Task list:
1. Reproduce word for word the passage of the article on the undercover police officer, starting with "Questions are being" and going on through "gases in Europe.".
2. In the article on the undercover police officer, what was the reason Mark Stone was nicknamed "Flash"?

Text passage:

7 Year snitch: Flash the activist is a secret copTagged as: environmentalism repression
A police officer spent seven years undercover living as a hippie and environmental activist to infiltrate peaceful protest groups
He drank with them, he climbed with them, he even seemed to love them and was loved in return. But Mark “Flash” Stone was living a double life as perhaps the most deeply embedded undercover police officer in Britain.
Questions are being asked this weekend as to what the police officer achieved in seven years, living at the taxpayers’ expense as a hippie and environmental activist. He infiltrated protest groups that were mainly peaceful in nature, moved in with them and travelled to Iceland and all over Europe.
His double existence ended when friends discovered documents showing his true identity, leaving a trail of emotional wreckage and a sense of bewilderment that the authorities should invest so much time for a seemingly modest reward.
Stone — real name Mark Kennedy — was among 114 people arrested last year on the eve of a planned invasion of a power station. The aim was to shut down Ratcliffe-on-Soar in Nottinghamshire for a week, preventing the release of 150,000 tons of carbon dioxide from one of the biggest emitters of greenhouse gases in Europe.
He drove the car on the initial reconnaissance and even hired a 7½-ton truck for the main event. But charges against him were dropped, leaving 20 others to be convicted last week of conspiracy to commit aggravated trespass.
With his long hair, tattoos and body piercings, nobody suspected that their comrade in saving the planet was a detective. But Stone is thought to be a member of the Special Demonstration Squad (SDS), a secret unit known as “the Hairies” because officers can wear their hair as they please.
According to one former member, only married officers are accepted into the unit, as they are less likely to “go native” if they have families to return to.
Called “Flash” because he had more money than other activists, Stone became a familiar face in Nottingham, hanging about at the Sumac centre, a vegan cafe and social club for people concerned with human and animal rights, the environment and pacifism. He lived with activists in the city.
His former friends say he was vehemently anti-police, a pose slightly at odds with a community more inclined to organise workshops on what they perceive as “bad policing” than to fight about it.

Dataset items:
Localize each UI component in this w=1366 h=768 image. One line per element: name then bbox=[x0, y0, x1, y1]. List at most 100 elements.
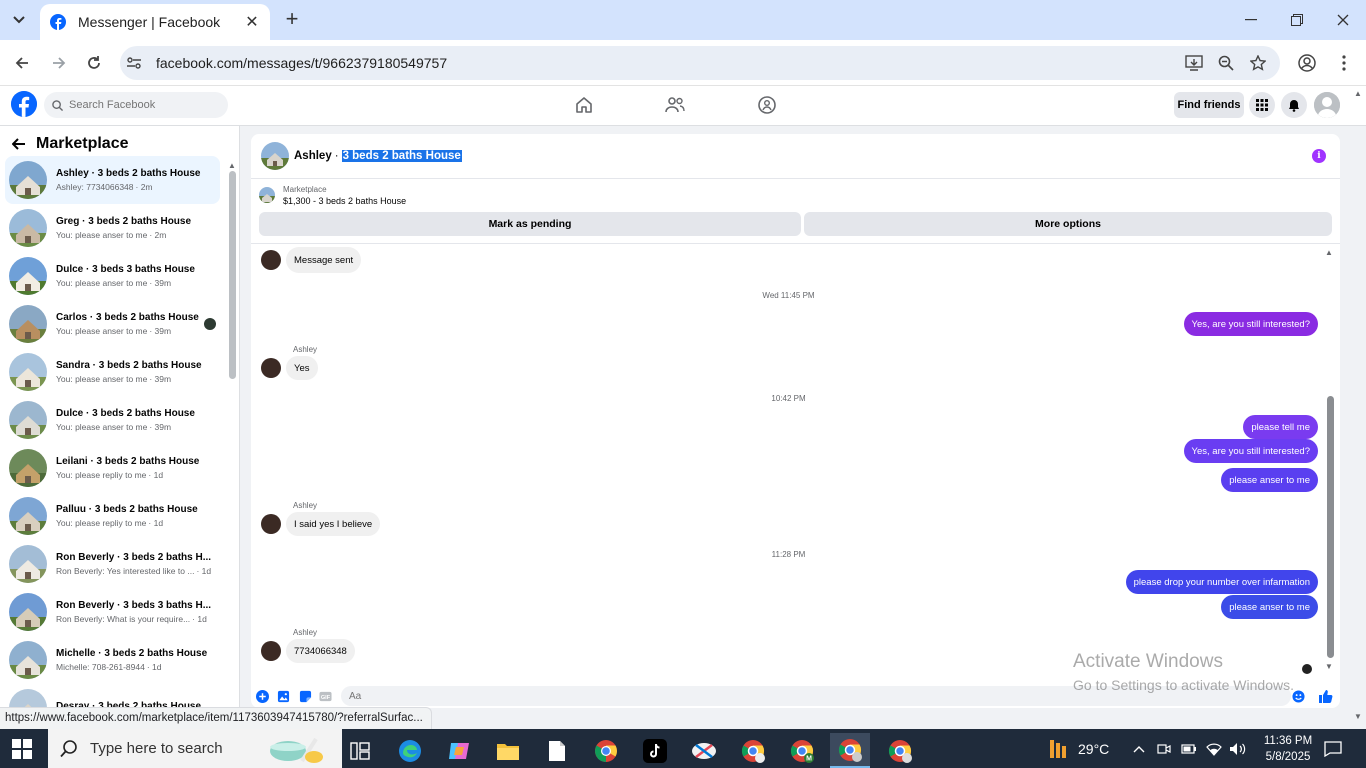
sidebar-scrollbar[interactable] bbox=[229, 171, 236, 379]
browser-menu-icon[interactable] bbox=[1334, 53, 1354, 73]
find-friends-button[interactable]: Find friends bbox=[1174, 92, 1244, 118]
ashley-avatar[interactable] bbox=[261, 250, 281, 270]
taskbar-search-box[interactable]: Type here to search bbox=[48, 729, 342, 768]
conversation-info-icon[interactable]: i bbox=[1312, 149, 1326, 163]
outgoing-message[interactable]: please anser to me bbox=[1221, 595, 1318, 619]
message-bubble[interactable]: Yes bbox=[286, 356, 318, 380]
outgoing-message[interactable]: please tell me bbox=[1243, 415, 1318, 439]
chrome-icon[interactable] bbox=[586, 733, 626, 768]
account-avatar[interactable] bbox=[1314, 92, 1340, 118]
conversation-item[interactable]: Leilani · 3 beds 2 baths House You: pleas… bbox=[5, 444, 220, 492]
menu-grid-icon[interactable] bbox=[1249, 92, 1275, 118]
message-bubble[interactable]: I said yes I believe bbox=[286, 512, 381, 536]
notifications-bell-icon[interactable] bbox=[1281, 92, 1307, 118]
facebook-logo-icon[interactable] bbox=[11, 91, 37, 117]
conversation-item[interactable]: Palluu · 3 beds 2 baths House You: please… bbox=[5, 492, 220, 540]
conversation-item[interactable]: Dulce · 3 beds 2 baths House You: please … bbox=[5, 396, 220, 444]
weather-widget[interactable]: 29°C bbox=[1046, 729, 1109, 768]
new-tab-icon[interactable]: + bbox=[280, 8, 304, 32]
conversation-item[interactable]: Carlos · 3 beds 2 baths House You: please… bbox=[5, 300, 220, 348]
windows-start-icon[interactable] bbox=[12, 739, 32, 759]
volume-icon[interactable] bbox=[1229, 729, 1247, 768]
install-app-icon[interactable] bbox=[1184, 53, 1204, 73]
back-icon[interactable] bbox=[9, 50, 35, 76]
sidebar-scroll-up-icon[interactable]: ▲ bbox=[228, 161, 236, 170]
browser-tab[interactable]: Messenger | Facebook ✕ bbox=[40, 4, 270, 40]
back-arrow-icon[interactable] bbox=[12, 138, 26, 150]
forward-icon[interactable] bbox=[46, 50, 72, 76]
mark-as-pending-button[interactable]: Mark as pending bbox=[259, 212, 801, 236]
conversation-item[interactable]: Michelle · 3 beds 2 baths House Michelle:… bbox=[5, 636, 220, 684]
site-settings-icon[interactable] bbox=[126, 55, 142, 71]
profile-icon[interactable] bbox=[1297, 53, 1317, 73]
meet-now-icon[interactable] bbox=[1157, 729, 1171, 768]
message-bubble[interactable]: 7734066348 bbox=[286, 639, 355, 663]
chrome-profile-m-icon[interactable]: M bbox=[782, 733, 822, 768]
contact-name[interactable]: Ashley bbox=[294, 150, 332, 162]
friends-icon[interactable] bbox=[665, 95, 685, 115]
ashley-avatar[interactable] bbox=[261, 358, 281, 378]
outgoing-message[interactable]: please drop your number over infarmation bbox=[1125, 570, 1318, 594]
edge-icon[interactable] bbox=[390, 733, 430, 768]
conversation-item[interactable]: Sandra · 3 beds 2 baths House You: please… bbox=[5, 348, 220, 396]
wifi-icon[interactable] bbox=[1206, 729, 1222, 768]
zoom-icon[interactable] bbox=[1216, 53, 1236, 73]
browser-tab-bar: Messenger | Facebook ✕ + bbox=[0, 0, 1366, 40]
more-options-button[interactable]: More options bbox=[804, 212, 1332, 236]
chrome-profile-icon[interactable] bbox=[733, 733, 773, 768]
listing-thumbnail[interactable] bbox=[259, 187, 275, 203]
chat-scroll-down-icon[interactable]: ▼ bbox=[1325, 662, 1333, 671]
conversation-item[interactable]: Desray · 3 beds 2 baths House bbox=[5, 684, 220, 708]
close-window-icon[interactable] bbox=[1320, 0, 1366, 40]
tiktok-icon[interactable] bbox=[635, 733, 675, 768]
gif-icon[interactable]: GIF bbox=[319, 690, 332, 703]
outgoing-message[interactable]: please anser to me bbox=[1221, 468, 1318, 492]
facebook-top-nav: Find friends bbox=[0, 86, 1366, 126]
contact-avatar[interactable] bbox=[261, 142, 289, 170]
listing-price[interactable]: $1,300 - 3 beds 2 baths House bbox=[283, 196, 406, 206]
chrome-active-icon[interactable] bbox=[830, 733, 870, 768]
conversation-name: Ashley · 3 beds 2 baths House bbox=[56, 168, 201, 179]
ashley-avatar[interactable] bbox=[261, 641, 281, 661]
conversation-item[interactable]: Greg · 3 beds 2 baths House You: please a… bbox=[5, 204, 220, 252]
snipping-tool-icon[interactable] bbox=[684, 733, 724, 768]
chat-scroll-up-icon[interactable]: ▲ bbox=[1325, 248, 1333, 257]
facebook-search-input[interactable] bbox=[69, 99, 219, 111]
listing-thumbnail bbox=[9, 161, 47, 199]
sticker-icon[interactable] bbox=[299, 690, 312, 703]
outgoing-message[interactable]: Yes, are you still interested? bbox=[1183, 312, 1318, 336]
file-explorer-icon[interactable] bbox=[488, 733, 528, 768]
tab-close-icon[interactable]: ✕ bbox=[244, 12, 260, 32]
conversation-item[interactable]: Ron Beverly · 3 beds 3 baths H... Ron Bev… bbox=[5, 588, 220, 636]
groups-icon[interactable] bbox=[757, 95, 777, 115]
outgoing-message[interactable]: Yes, are you still interested? bbox=[1183, 439, 1318, 463]
restore-icon[interactable] bbox=[1274, 0, 1320, 40]
bookmark-star-icon[interactable] bbox=[1248, 53, 1268, 73]
message-bubble[interactable]: Message sent bbox=[286, 247, 362, 273]
show-hidden-icons[interactable] bbox=[1133, 729, 1145, 768]
ashley-avatar[interactable] bbox=[261, 514, 281, 534]
system-clock[interactable]: 11:36 PM 5/8/2025 bbox=[1260, 733, 1316, 765]
notepad-icon[interactable] bbox=[537, 733, 577, 768]
reload-icon[interactable] bbox=[81, 50, 107, 76]
chat-scrollbar[interactable] bbox=[1327, 396, 1334, 658]
battery-icon[interactable] bbox=[1181, 729, 1197, 768]
like-thumb-icon[interactable] bbox=[1318, 689, 1333, 704]
conversation-item[interactable]: Ashley · 3 beds 2 baths House Ashley: 773… bbox=[5, 156, 220, 204]
notification-center-icon[interactable] bbox=[1324, 729, 1342, 768]
facebook-search-box[interactable] bbox=[44, 92, 228, 118]
conversation-item[interactable]: Dulce · 3 beds 3 baths House You: please … bbox=[5, 252, 220, 300]
photo-icon[interactable] bbox=[277, 690, 290, 703]
task-view-icon[interactable] bbox=[340, 733, 380, 768]
page-scroll-up-icon[interactable]: ▲ bbox=[1354, 89, 1362, 98]
tab-search-dropdown-icon[interactable] bbox=[6, 8, 32, 32]
minimize-icon[interactable] bbox=[1228, 0, 1274, 40]
chrome-profile-2-icon[interactable] bbox=[880, 733, 920, 768]
conversation-item[interactable]: Ron Beverly · 3 beds 2 baths H... Ron Bev… bbox=[5, 540, 220, 588]
copilot-icon[interactable] bbox=[439, 733, 479, 768]
plus-icon[interactable] bbox=[256, 690, 269, 703]
home-icon[interactable] bbox=[574, 95, 594, 115]
url-field[interactable]: facebook.com/messages/t/9662379180549757 bbox=[120, 46, 1280, 80]
listing-title[interactable]: 3 beds 2 baths House bbox=[341, 150, 462, 162]
page-scroll-down-icon[interactable]: ▼ bbox=[1354, 712, 1362, 721]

Solutions below:
1.
Questions are being asked this weekend as to what the police officer achieved in seven years, living at the taxpayers’ expense as a hippie and environmental activist. He infiltrated protest groups that were mainly peaceful in nature, moved in with them and travelled to Iceland and all over Europe.
His double existence ended when friends discovered documents showing his true identity, leaving a trail of emotional wreckage and a sense of bewilderment that the authorities should invest so much time for a seemingly modest reward.
Stone — real name Mark Kennedy — was among 114 people arrested last year on the eve of a planned invasion of a power station. The aim was to shut down Ratcliffe-on-Soar in Nottinghamshire for a week, preventing the release of 150,000 tons of carbon dioxide from one of the biggest emitters of greenhouse gases in Europe.

2. He had more money than other activists.